YOUR GOAL
Copy every line that mentions the word "ffffff".

-- START RECORDS TO USE --

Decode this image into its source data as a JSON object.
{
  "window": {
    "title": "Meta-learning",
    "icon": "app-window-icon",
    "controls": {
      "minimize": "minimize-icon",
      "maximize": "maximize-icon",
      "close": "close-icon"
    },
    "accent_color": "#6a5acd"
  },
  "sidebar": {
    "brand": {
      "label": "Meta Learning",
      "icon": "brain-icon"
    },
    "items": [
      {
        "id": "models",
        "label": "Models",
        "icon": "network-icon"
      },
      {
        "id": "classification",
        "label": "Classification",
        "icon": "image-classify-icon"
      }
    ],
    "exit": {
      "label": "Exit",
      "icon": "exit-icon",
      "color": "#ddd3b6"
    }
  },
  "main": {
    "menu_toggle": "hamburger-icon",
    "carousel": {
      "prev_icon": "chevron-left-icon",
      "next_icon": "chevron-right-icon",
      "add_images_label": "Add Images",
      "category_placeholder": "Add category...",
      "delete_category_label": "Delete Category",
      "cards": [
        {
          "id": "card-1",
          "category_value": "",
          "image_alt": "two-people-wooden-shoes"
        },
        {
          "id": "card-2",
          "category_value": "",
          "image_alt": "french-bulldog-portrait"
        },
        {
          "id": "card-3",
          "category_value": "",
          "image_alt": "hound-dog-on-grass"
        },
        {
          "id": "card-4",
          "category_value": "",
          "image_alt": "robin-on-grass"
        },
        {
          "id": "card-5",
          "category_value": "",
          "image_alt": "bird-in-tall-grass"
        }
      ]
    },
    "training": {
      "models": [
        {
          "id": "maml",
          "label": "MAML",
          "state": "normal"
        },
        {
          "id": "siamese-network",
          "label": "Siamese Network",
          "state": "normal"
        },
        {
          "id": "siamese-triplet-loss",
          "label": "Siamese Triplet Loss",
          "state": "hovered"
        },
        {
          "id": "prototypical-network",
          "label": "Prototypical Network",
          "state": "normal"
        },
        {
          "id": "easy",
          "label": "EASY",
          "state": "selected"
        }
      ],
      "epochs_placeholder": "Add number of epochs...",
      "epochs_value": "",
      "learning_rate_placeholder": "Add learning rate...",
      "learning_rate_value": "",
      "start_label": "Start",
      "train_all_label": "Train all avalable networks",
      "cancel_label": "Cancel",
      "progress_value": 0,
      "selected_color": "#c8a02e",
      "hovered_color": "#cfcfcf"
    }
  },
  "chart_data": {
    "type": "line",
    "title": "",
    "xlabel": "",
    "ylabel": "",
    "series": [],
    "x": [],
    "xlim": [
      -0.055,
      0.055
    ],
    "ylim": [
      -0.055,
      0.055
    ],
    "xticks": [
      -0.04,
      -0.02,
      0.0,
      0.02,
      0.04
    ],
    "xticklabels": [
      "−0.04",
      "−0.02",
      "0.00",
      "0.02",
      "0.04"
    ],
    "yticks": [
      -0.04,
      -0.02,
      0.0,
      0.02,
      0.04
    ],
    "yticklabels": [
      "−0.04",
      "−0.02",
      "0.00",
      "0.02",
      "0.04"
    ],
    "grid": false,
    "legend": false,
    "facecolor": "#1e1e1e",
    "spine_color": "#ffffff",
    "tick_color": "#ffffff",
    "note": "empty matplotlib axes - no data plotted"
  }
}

-- END RECORDS TO USE --

TASK ANSWER
    "spine_color": "#ffffff",
    "tick_color": "#ffffff",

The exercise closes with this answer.